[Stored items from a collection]
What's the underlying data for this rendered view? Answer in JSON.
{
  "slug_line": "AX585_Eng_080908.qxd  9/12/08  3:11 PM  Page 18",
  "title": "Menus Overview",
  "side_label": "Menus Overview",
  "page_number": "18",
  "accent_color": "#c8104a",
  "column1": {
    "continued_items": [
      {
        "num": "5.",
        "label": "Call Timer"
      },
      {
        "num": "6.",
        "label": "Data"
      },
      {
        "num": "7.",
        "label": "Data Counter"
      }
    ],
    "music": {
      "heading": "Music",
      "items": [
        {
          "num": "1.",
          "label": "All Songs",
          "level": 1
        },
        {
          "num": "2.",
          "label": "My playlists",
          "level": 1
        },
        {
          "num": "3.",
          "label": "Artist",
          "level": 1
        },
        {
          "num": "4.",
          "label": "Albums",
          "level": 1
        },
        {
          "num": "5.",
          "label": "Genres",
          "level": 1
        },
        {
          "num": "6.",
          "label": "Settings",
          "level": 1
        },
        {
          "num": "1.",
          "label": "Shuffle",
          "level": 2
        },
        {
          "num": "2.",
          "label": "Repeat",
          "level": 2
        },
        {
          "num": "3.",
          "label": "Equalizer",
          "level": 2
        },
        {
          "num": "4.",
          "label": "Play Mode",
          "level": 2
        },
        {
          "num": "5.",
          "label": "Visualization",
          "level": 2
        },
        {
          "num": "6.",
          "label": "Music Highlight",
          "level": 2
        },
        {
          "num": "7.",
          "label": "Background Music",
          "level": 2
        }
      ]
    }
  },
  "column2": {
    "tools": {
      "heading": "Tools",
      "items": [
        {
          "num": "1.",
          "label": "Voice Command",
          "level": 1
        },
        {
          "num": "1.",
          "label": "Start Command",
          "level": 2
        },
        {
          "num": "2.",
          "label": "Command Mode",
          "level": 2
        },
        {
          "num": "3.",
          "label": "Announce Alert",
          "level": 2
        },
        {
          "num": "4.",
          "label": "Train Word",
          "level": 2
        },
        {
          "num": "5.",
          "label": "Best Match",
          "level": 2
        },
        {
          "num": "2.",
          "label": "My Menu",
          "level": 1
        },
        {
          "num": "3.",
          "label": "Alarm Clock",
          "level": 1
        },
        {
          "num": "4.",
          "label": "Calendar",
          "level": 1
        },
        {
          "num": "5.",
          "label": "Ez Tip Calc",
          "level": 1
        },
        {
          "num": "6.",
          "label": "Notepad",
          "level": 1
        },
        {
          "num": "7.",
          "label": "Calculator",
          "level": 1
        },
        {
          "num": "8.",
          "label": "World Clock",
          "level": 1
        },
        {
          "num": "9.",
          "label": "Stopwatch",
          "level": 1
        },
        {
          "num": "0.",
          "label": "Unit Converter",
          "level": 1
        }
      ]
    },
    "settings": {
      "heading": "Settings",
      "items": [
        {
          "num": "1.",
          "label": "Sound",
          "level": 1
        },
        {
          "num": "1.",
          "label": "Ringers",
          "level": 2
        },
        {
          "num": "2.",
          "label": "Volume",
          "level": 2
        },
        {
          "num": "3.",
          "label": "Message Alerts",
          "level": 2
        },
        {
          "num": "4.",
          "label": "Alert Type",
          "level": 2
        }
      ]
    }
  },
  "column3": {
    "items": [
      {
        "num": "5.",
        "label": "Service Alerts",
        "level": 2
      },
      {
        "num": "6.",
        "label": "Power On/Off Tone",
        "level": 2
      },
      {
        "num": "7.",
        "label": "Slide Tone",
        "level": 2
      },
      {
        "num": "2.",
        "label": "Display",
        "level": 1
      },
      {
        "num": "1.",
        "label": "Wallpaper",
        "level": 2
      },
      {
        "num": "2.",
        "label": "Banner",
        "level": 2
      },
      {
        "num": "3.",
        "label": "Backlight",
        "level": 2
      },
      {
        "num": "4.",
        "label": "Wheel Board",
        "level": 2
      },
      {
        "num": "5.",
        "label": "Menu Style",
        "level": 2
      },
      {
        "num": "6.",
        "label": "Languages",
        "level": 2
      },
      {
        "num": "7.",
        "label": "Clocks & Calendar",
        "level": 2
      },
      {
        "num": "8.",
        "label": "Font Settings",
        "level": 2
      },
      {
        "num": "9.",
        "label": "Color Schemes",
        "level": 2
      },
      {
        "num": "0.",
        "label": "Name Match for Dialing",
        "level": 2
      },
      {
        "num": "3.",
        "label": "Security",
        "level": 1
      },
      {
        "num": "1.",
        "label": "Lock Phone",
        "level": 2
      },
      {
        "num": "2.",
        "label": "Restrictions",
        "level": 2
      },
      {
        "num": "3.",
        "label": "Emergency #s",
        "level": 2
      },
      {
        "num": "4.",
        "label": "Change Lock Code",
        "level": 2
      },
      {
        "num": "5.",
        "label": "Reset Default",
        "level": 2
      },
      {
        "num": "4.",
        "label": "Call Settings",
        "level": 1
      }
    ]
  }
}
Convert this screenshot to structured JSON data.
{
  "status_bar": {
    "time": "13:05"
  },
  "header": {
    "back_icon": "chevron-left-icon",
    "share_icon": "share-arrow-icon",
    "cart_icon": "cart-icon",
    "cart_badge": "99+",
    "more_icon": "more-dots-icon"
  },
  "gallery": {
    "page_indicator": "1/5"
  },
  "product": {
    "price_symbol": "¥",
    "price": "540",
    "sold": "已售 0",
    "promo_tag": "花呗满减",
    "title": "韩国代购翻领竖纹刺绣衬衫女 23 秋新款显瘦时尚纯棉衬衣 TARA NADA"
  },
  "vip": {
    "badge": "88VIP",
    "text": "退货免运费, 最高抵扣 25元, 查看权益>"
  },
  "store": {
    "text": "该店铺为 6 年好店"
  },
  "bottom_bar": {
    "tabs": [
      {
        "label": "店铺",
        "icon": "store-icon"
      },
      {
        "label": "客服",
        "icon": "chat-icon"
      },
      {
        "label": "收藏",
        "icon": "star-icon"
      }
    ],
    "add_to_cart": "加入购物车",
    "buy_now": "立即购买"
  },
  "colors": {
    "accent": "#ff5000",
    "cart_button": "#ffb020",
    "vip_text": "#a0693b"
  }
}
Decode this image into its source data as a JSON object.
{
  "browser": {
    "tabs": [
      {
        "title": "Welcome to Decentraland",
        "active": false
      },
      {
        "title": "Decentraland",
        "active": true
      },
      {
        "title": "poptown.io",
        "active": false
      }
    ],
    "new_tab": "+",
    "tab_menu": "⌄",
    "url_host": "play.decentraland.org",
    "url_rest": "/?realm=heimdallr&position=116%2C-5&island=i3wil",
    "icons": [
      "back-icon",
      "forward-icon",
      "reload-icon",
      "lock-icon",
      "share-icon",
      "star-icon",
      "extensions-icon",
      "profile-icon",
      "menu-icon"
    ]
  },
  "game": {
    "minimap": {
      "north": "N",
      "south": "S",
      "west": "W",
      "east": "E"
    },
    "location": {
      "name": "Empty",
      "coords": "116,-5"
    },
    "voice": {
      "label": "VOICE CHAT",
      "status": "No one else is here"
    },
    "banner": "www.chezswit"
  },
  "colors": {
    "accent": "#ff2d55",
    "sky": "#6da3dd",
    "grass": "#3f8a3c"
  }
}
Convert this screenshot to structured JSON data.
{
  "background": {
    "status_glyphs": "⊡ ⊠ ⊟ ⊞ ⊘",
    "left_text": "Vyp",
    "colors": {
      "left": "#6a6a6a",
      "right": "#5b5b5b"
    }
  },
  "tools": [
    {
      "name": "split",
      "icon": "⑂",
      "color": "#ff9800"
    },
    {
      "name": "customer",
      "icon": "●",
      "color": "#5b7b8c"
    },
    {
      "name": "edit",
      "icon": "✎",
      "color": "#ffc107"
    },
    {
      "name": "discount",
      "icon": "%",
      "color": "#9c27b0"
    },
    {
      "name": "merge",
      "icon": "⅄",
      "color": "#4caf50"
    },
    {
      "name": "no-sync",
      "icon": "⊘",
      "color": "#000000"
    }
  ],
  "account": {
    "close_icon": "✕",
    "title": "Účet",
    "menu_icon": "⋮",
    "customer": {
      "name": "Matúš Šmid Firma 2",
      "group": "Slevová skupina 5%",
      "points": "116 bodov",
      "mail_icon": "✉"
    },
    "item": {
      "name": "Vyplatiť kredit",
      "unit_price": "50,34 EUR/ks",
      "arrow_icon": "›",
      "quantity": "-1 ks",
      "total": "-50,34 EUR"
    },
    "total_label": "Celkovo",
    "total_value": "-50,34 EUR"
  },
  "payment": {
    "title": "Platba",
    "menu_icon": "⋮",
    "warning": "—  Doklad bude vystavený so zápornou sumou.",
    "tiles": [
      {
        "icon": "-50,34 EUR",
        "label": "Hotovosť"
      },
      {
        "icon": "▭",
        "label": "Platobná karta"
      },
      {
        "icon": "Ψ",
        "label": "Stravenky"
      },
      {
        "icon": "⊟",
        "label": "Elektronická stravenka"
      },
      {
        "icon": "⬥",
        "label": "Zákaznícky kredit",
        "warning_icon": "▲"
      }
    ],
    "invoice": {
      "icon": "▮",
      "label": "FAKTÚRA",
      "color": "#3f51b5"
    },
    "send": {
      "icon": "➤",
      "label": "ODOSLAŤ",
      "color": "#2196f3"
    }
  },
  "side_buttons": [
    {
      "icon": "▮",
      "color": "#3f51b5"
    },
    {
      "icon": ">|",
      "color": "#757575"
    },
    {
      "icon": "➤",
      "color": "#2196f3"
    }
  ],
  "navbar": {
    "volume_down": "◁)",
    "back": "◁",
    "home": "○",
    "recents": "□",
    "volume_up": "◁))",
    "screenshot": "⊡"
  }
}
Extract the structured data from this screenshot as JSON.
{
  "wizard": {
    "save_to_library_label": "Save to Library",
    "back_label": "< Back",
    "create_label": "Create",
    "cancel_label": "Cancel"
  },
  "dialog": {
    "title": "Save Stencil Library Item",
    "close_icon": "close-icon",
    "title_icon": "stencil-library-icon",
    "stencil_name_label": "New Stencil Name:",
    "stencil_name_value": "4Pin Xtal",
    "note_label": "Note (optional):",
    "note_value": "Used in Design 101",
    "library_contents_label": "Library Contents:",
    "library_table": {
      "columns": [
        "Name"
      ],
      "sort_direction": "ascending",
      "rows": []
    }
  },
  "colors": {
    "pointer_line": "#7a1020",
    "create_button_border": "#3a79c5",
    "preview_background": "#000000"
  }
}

PROBLEM STATEMENT:
Select the lines from the entries that include the word "this".

OUTPUT BELOW:
What's the underlying data for this rendered view? Answer in JSON.
Convert this screenshot to structured JSON data.
Decode this image into its source data as a JSON object.
Convert this screenshot to structured JSON data.
Extract the structured data from this screenshot as JSON.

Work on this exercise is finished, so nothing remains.